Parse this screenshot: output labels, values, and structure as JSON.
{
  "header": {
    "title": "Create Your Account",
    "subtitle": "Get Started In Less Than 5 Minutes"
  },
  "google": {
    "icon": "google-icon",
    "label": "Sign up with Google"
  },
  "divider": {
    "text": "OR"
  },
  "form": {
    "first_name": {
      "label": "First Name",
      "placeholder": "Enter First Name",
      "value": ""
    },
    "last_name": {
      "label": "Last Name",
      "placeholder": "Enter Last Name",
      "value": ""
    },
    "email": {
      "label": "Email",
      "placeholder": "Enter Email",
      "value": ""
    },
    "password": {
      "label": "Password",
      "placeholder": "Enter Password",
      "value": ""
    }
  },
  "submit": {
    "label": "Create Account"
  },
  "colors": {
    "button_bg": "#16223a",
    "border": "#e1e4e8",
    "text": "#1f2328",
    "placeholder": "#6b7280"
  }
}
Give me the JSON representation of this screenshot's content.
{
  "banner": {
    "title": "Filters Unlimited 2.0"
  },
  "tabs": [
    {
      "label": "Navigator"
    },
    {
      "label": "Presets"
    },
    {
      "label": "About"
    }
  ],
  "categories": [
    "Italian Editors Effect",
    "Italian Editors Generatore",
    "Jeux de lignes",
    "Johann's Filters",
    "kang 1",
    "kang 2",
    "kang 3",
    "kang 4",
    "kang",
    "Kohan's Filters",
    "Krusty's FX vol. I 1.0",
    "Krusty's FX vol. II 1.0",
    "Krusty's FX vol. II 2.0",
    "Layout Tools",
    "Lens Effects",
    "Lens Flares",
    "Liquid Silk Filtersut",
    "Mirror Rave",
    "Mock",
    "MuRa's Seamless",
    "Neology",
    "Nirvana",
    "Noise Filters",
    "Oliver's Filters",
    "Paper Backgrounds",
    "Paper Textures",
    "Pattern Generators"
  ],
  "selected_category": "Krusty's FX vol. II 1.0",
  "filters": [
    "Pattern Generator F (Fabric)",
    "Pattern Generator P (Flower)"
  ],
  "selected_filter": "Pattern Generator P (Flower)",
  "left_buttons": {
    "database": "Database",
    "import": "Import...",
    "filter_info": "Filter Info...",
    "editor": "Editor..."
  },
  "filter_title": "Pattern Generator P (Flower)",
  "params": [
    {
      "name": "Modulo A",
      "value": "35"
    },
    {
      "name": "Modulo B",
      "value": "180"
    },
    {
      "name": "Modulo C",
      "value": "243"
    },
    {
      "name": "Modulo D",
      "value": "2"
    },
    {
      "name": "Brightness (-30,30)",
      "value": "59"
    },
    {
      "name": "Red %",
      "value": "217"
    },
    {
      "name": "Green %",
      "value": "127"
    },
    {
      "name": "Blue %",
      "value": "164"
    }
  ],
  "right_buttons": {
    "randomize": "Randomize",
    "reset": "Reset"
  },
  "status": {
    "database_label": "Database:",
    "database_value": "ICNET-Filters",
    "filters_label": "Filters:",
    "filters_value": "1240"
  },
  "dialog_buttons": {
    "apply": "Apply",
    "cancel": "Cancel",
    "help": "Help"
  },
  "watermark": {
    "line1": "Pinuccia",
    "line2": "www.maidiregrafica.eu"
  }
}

Exercise prompt:
Return the entries in full, keeping every line exactly as it is.

Complete output:
Parse this screenshot: output labels, values, and structure as JSON.
{
  "header": {
    "title": "Create Your Account",
    "subtitle": "Get Started In Less Than 5 Minutes"
  },
  "google": {
    "icon": "google-icon",
    "label": "Sign up with Google"
  },
  "divider": {
    "text": "OR"
  },
  "form": {
    "first_name": {
      "label": "First Name",
      "placeholder": "Enter First Name",
      "value": ""
    },
    "last_name": {
      "label": "Last Name",
      "placeholder": "Enter Last Name",
      "value": ""
    },
    "email": {
      "label": "Email",
      "placeholder": "Enter Email",
      "value": ""
    },
    "password": {
      "label": "Password",
      "placeholder": "Enter Password",
      "value": ""
    }
  },
  "submit": {
    "label": "Create Account"
  },
  "colors": {
    "button_bg": "#16223a",
    "border": "#e1e4e8",
    "text": "#1f2328",
    "placeholder": "#6b7280"
  }
}
Give me the JSON representation of this screenshot's content.
{
  "banner": {
    "title": "Filters Unlimited 2.0"
  },
  "tabs": [
    {
      "label": "Navigator"
    },
    {
      "label": "Presets"
    },
    {
      "label": "About"
    }
  ],
  "categories": [
    "Italian Editors Effect",
    "Italian Editors Generatore",
    "Jeux de lignes",
    "Johann's Filters",
    "kang 1",
    "kang 2",
    "kang 3",
    "kang 4",
    "kang",
    "Kohan's Filters",
    "Krusty's FX vol. I 1.0",
    "Krusty's FX vol. II 1.0",
    "Krusty's FX vol. II 2.0",
    "Layout Tools",
    "Lens Effects",
    "Lens Flares",
    "Liquid Silk Filtersut",
    "Mirror Rave",
    "Mock",
    "MuRa's Seamless",
    "Neology",
    "Nirvana",
    "Noise Filters",
    "Oliver's Filters",
    "Paper Backgrounds",
    "Paper Textures",
    "Pattern Generators"
  ],
  "selected_category": "Krusty's FX vol. II 1.0",
  "filters": [
    "Pattern Generator F (Fabric)",
    "Pattern Generator P (Flower)"
  ],
  "selected_filter": "Pattern Generator P (Flower)",
  "left_buttons": {
    "database": "Database",
    "import": "Import...",
    "filter_info": "Filter Info...",
    "editor": "Editor..."
  },
  "filter_title": "Pattern Generator P (Flower)",
  "params": [
    {
      "name": "Modulo A",
      "value": "35"
    },
    {
      "name": "Modulo B",
      "value": "180"
    },
    {
      "name": "Modulo C",
      "value": "243"
    },
    {
      "name": "Modulo D",
      "value": "2"
    },
    {
      "name": "Brightness (-30,30)",
      "value": "59"
    },
    {
      "name": "Red %",
      "value": "217"
    },
    {
      "name": "Green %",
      "value": "127"
    },
    {
      "name": "Blue %",
      "value": "164"
    }
  ],
  "right_buttons": {
    "randomize": "Randomize",
    "reset": "Reset"
  },
  "status": {
    "database_label": "Database:",
    "database_value": "ICNET-Filters",
    "filters_label": "Filters:",
    "filters_value": "1240"
  },
  "dialog_buttons": {
    "apply": "Apply",
    "cancel": "Cancel",
    "help": "Help"
  },
  "watermark": {
    "line1": "Pinuccia",
    "line2": "www.maidiregrafica.eu"
  }
}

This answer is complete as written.